▸ Data provided:

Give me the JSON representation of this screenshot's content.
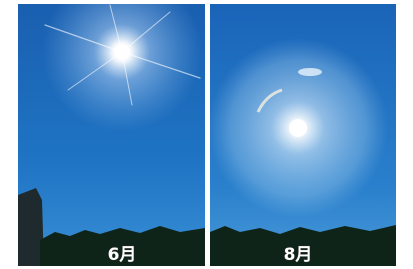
{
  "panels": [
    {
      "label": "6月"
    },
    {
      "label": "8月"
    }
  ]
}
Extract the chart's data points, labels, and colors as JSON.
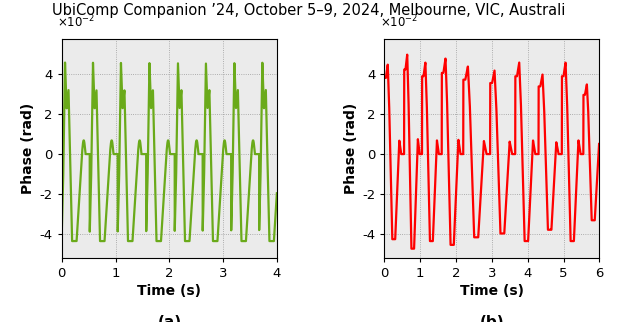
{
  "title": "UbiComp Companion ’24, October 5–9, 2024, Melbourne, VIC, Australi",
  "title_fontsize": 10.5,
  "label_a": "(a)",
  "label_b": "(b)",
  "green_color": "#6aaa1a",
  "red_color": "#ff0000",
  "background_color": "#ebebeb",
  "dot_color": "#999999",
  "ylabel": "Phase (rad)",
  "xlabel": "Time (s)",
  "xlim_a": [
    0,
    4
  ],
  "xlim_b": [
    0,
    6
  ],
  "ylim": [
    -0.052,
    0.058
  ],
  "yticks": [
    -0.04,
    -0.02,
    0,
    0.02,
    0.04
  ],
  "xticks_a": [
    0,
    1,
    2,
    3,
    4
  ],
  "xticks_b": [
    0,
    1,
    2,
    3,
    4,
    5,
    6
  ],
  "linewidth": 1.6
}
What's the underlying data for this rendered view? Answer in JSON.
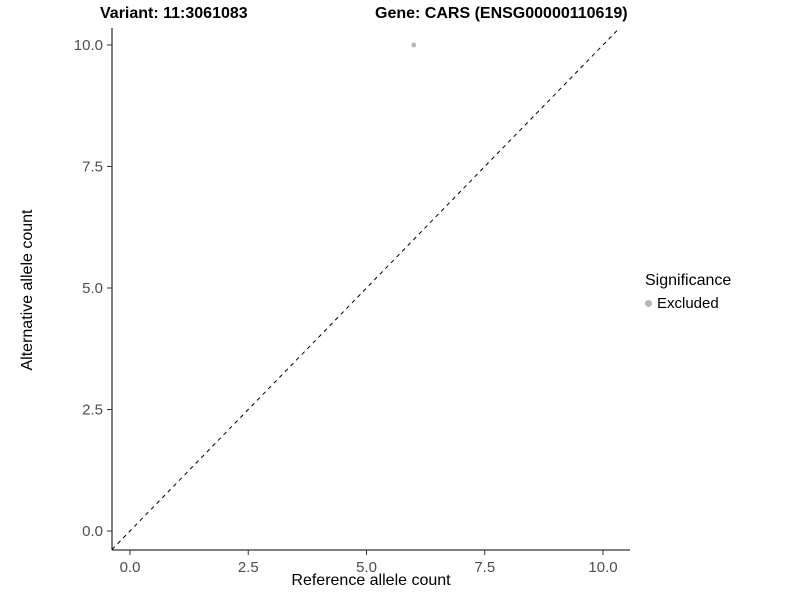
{
  "title": {
    "left": "Variant: 11:3061083",
    "right": "Gene: CARS (ENSG00000110619)"
  },
  "chart_data": {
    "type": "scatter",
    "title": "Variant: 11:3061083   Gene: CARS (ENSG00000110619)",
    "xlabel": "Reference allele count",
    "ylabel": "Alternative allele count",
    "xlim": [
      -0.38,
      10.57
    ],
    "ylim": [
      -0.39,
      10.35
    ],
    "xticks": [
      0.0,
      2.5,
      5.0,
      7.5,
      10.0
    ],
    "xtick_labels": [
      "0.0",
      "2.5",
      "5.0",
      "7.5",
      "10.0"
    ],
    "yticks": [
      0.0,
      2.5,
      5.0,
      7.5,
      10.0
    ],
    "ytick_labels": [
      "0.0",
      "2.5",
      "5.0",
      "7.5",
      "10.0"
    ],
    "grid": false,
    "reference_line": {
      "type": "identity",
      "equation": "y = x",
      "style": "dashed",
      "color": "#000000"
    },
    "series": [
      {
        "name": "Excluded",
        "color": "#b8b8b8",
        "points": [
          {
            "x": 6,
            "y": 10
          }
        ],
        "point_radius": 2.4
      }
    ],
    "legend": {
      "title": "Significance",
      "position": "right",
      "items": [
        {
          "label": "Excluded",
          "color": "#b8b8b8"
        }
      ]
    },
    "axis": {
      "line_color": "#000000",
      "tick_color": "#333333",
      "tick_label_color": "#4d4d4d"
    }
  }
}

▸ What the task asks: Each record above should be copied character for character, with pictures dropped.

▸ Final result:
Give me the JSON representation of this screenshot's content.
{
  "panels": [
    {
      "label": "6月"
    },
    {
      "label": "8月"
    }
  ]
}
Extract the chart's data points, labels, and colors as JSON.
{
  "title": "UbiComp Companion ’24, October 5–9, 2024, Melbourne, VIC, Australi",
  "title_fontsize": 10.5,
  "label_a": "(a)",
  "label_b": "(b)",
  "green_color": "#6aaa1a",
  "red_color": "#ff0000",
  "background_color": "#ebebeb",
  "dot_color": "#999999",
  "ylabel": "Phase (rad)",
  "xlabel": "Time (s)",
  "xlim_a": [
    0,
    4
  ],
  "xlim_b": [
    0,
    6
  ],
  "ylim": [
    -0.052,
    0.058
  ],
  "yticks": [
    -0.04,
    -0.02,
    0,
    0.02,
    0.04
  ],
  "xticks_a": [
    0,
    1,
    2,
    3,
    4
  ],
  "xticks_b": [
    0,
    1,
    2,
    3,
    4,
    5,
    6
  ],
  "linewidth": 1.6
}
What's the underlying data for this rendered view? Answer in JSON.
{
  "title": {
    "left": "Variant: 11:3061083",
    "right": "Gene: CARS (ENSG00000110619)"
  },
  "chart_data": {
    "type": "scatter",
    "title": "Variant: 11:3061083   Gene: CARS (ENSG00000110619)",
    "xlabel": "Reference allele count",
    "ylabel": "Alternative allele count",
    "xlim": [
      -0.38,
      10.57
    ],
    "ylim": [
      -0.39,
      10.35
    ],
    "xticks": [
      0.0,
      2.5,
      5.0,
      7.5,
      10.0
    ],
    "xtick_labels": [
      "0.0",
      "2.5",
      "5.0",
      "7.5",
      "10.0"
    ],
    "yticks": [
      0.0,
      2.5,
      5.0,
      7.5,
      10.0
    ],
    "ytick_labels": [
      "0.0",
      "2.5",
      "5.0",
      "7.5",
      "10.0"
    ],
    "grid": false,
    "reference_line": {
      "type": "identity",
      "equation": "y = x",
      "style": "dashed",
      "color": "#000000"
    },
    "series": [
      {
        "name": "Excluded",
        "color": "#b8b8b8",
        "points": [
          {
            "x": 6,
            "y": 10
          }
        ],
        "point_radius": 2.4
      }
    ],
    "legend": {
      "title": "Significance",
      "position": "right",
      "items": [
        {
          "label": "Excluded",
          "color": "#b8b8b8"
        }
      ]
    },
    "axis": {
      "line_color": "#000000",
      "tick_color": "#333333",
      "tick_label_color": "#4d4d4d"
    }
  }
}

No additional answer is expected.